**SHORT PROBLEM**:
Read through the entries below and return each line with the word "再转化为化学能".

**TASK INPUT**:
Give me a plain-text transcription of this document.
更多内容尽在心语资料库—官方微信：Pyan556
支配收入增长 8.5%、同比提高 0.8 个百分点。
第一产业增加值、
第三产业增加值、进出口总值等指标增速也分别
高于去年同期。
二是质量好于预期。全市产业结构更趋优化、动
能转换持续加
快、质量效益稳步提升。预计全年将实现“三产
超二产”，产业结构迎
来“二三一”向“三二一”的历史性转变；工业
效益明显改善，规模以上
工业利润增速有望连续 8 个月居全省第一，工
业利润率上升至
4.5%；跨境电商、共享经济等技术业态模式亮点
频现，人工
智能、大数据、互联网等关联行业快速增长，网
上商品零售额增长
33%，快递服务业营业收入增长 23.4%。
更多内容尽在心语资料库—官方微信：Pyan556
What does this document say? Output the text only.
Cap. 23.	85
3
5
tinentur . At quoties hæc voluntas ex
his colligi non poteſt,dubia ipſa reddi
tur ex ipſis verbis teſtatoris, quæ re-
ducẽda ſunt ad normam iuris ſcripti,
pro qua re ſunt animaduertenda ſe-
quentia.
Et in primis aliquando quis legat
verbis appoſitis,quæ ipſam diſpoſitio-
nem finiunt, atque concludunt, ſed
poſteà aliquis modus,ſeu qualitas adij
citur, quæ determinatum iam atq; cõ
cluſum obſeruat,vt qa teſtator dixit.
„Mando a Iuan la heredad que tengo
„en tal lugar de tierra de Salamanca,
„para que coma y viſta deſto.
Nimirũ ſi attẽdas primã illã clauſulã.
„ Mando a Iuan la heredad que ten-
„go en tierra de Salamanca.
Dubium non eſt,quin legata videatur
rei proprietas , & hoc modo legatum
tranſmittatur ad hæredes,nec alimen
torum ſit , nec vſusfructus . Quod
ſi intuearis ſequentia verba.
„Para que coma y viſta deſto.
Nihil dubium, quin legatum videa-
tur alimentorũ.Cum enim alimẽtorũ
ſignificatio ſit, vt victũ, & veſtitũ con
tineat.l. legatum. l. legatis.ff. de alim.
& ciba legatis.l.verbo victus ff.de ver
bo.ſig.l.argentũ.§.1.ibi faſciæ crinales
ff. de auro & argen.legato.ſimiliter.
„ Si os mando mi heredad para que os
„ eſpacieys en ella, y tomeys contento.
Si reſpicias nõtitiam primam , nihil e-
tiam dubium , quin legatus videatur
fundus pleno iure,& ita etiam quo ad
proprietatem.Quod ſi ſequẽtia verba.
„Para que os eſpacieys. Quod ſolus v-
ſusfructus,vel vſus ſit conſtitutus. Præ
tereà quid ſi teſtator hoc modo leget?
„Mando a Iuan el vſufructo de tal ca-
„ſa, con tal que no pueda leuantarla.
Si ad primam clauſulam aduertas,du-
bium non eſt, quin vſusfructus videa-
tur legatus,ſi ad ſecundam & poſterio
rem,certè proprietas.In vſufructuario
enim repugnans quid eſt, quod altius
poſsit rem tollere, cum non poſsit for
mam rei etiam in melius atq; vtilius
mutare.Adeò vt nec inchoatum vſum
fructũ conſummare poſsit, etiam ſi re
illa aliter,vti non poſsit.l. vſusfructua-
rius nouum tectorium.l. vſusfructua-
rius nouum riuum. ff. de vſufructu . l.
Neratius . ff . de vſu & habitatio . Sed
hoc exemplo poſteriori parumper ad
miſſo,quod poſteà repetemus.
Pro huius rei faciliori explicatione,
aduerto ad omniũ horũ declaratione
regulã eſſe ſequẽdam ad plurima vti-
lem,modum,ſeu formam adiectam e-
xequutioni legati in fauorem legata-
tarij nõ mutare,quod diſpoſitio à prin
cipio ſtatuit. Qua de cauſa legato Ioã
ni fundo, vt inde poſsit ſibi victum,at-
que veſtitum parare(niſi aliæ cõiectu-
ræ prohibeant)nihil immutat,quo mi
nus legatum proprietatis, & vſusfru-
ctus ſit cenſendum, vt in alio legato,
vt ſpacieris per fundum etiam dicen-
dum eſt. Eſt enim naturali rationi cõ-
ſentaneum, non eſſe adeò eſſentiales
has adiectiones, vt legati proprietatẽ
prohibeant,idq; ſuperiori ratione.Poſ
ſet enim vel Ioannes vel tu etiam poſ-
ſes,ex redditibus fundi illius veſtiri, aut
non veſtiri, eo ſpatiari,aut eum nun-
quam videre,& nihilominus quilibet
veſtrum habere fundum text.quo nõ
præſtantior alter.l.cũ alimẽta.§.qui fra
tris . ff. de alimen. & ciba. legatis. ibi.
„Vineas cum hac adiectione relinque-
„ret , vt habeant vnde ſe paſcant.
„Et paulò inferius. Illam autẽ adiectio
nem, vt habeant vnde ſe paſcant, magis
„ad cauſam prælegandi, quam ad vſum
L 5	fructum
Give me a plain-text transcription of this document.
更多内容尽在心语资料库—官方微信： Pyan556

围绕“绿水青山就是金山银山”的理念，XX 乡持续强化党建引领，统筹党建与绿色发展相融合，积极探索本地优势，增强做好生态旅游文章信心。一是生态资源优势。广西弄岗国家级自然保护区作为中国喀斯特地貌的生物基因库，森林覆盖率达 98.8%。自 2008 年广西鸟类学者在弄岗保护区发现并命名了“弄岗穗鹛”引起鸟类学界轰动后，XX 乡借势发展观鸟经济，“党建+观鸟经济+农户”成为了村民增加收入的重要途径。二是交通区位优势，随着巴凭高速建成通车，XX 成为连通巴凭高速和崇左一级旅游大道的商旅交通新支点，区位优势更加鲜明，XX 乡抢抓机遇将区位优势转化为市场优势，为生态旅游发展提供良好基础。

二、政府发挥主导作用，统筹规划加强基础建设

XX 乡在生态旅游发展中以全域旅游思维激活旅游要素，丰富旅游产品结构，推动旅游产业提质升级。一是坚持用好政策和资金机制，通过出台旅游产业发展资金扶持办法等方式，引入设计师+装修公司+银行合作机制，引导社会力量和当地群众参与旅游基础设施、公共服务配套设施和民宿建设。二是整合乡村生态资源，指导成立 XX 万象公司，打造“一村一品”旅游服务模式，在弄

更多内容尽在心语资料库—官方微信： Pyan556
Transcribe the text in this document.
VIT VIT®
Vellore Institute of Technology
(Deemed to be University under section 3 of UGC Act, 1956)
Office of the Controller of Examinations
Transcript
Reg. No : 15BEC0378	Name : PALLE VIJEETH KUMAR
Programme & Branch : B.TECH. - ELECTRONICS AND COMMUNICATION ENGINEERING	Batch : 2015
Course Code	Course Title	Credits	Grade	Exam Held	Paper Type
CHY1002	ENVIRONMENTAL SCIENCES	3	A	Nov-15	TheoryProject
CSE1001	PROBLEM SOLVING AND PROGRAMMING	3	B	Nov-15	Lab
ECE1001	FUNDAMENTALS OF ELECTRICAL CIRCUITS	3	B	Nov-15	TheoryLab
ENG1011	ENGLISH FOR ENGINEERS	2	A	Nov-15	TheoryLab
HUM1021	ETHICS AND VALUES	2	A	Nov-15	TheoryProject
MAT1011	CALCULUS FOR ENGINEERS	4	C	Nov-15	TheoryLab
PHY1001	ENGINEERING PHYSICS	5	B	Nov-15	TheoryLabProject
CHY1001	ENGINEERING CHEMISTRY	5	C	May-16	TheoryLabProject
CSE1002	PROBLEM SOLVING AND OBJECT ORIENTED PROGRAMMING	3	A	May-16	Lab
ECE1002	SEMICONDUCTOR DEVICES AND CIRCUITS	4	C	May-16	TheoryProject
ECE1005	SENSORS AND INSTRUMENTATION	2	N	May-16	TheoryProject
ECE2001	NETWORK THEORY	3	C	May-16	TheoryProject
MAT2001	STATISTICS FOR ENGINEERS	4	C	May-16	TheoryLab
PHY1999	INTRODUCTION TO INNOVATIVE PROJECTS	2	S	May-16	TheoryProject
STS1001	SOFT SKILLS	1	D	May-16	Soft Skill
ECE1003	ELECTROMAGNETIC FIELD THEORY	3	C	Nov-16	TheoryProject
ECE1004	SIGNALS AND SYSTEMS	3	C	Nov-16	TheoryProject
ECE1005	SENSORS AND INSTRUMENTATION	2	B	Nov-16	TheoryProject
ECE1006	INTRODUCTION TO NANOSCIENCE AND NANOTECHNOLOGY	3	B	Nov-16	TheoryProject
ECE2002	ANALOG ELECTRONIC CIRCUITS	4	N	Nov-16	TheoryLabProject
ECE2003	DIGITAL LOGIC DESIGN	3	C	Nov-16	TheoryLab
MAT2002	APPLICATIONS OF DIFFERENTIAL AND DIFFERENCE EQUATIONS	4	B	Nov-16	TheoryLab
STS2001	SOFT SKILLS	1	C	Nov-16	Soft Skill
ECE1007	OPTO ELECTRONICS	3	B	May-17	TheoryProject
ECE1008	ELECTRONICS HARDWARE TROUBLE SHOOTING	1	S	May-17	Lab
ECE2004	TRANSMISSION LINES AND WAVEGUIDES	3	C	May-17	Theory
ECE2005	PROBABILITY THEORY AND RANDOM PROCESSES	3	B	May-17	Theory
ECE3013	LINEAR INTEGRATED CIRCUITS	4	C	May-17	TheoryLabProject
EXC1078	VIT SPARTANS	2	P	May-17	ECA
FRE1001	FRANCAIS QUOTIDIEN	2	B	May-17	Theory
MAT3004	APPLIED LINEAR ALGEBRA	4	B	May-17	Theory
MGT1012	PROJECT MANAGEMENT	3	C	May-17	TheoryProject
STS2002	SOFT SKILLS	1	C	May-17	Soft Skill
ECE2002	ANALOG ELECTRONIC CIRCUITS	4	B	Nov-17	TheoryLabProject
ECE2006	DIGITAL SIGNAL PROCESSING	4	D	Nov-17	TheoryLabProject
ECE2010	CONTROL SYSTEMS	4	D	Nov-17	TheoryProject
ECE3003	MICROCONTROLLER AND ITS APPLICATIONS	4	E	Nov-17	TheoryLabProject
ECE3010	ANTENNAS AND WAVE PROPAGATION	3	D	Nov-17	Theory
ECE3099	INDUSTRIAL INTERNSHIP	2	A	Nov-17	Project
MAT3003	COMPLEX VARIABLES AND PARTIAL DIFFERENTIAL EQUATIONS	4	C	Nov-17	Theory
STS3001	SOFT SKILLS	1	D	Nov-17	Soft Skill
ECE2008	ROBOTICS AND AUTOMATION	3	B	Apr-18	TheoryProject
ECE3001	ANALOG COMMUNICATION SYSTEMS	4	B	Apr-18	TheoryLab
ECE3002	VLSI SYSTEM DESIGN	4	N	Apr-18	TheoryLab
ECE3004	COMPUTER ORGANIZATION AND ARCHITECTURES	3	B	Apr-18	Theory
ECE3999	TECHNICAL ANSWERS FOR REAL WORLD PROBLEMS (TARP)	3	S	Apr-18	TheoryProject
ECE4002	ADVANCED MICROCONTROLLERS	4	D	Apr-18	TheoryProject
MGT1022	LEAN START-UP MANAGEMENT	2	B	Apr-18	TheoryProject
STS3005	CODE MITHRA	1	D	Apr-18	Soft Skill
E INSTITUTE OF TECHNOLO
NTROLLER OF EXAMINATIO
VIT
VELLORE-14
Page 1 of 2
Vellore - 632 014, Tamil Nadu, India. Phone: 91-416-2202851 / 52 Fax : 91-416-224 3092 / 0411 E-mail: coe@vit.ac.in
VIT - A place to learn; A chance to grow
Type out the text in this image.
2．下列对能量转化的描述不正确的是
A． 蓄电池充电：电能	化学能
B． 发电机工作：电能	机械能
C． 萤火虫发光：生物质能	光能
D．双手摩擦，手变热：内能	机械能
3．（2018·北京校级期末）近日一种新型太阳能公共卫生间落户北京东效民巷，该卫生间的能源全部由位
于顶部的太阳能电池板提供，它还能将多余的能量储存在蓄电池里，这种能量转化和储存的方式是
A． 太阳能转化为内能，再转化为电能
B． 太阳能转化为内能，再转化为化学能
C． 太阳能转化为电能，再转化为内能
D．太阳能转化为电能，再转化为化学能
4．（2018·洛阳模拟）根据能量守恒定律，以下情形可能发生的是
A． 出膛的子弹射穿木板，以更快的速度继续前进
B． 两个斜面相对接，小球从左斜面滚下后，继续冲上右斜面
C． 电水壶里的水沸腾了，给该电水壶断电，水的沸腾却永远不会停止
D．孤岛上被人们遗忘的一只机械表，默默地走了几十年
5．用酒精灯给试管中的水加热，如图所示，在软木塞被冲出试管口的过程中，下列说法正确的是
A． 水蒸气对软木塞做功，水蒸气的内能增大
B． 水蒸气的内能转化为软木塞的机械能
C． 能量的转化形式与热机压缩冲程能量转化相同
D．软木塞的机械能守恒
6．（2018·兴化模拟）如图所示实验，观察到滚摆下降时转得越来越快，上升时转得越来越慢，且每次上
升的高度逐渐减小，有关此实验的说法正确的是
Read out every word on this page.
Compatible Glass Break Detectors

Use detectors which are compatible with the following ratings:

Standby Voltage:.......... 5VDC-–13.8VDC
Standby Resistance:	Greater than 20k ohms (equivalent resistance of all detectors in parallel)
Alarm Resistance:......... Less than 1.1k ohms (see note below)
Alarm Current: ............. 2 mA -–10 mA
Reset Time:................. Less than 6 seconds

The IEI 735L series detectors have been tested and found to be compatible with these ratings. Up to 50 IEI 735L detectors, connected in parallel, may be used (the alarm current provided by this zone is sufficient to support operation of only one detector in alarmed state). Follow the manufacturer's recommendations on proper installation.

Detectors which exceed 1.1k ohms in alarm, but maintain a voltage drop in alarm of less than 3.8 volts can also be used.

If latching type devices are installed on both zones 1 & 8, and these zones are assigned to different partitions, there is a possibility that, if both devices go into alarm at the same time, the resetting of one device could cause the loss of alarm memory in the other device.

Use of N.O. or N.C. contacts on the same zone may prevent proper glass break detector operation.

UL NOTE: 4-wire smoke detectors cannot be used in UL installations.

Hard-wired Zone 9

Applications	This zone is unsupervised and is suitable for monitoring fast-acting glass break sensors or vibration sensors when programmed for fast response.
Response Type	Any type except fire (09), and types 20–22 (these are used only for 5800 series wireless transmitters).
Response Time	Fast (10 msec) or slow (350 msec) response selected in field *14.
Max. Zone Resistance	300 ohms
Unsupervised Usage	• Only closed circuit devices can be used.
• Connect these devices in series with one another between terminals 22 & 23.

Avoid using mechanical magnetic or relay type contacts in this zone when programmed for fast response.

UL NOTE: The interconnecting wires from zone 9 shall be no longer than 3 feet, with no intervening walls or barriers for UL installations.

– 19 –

**SOLUTION FOR THIS TASK**:
B． 太阳能转化为内能，再转化为化学能
D．太阳能转化为电能，再转化为化学能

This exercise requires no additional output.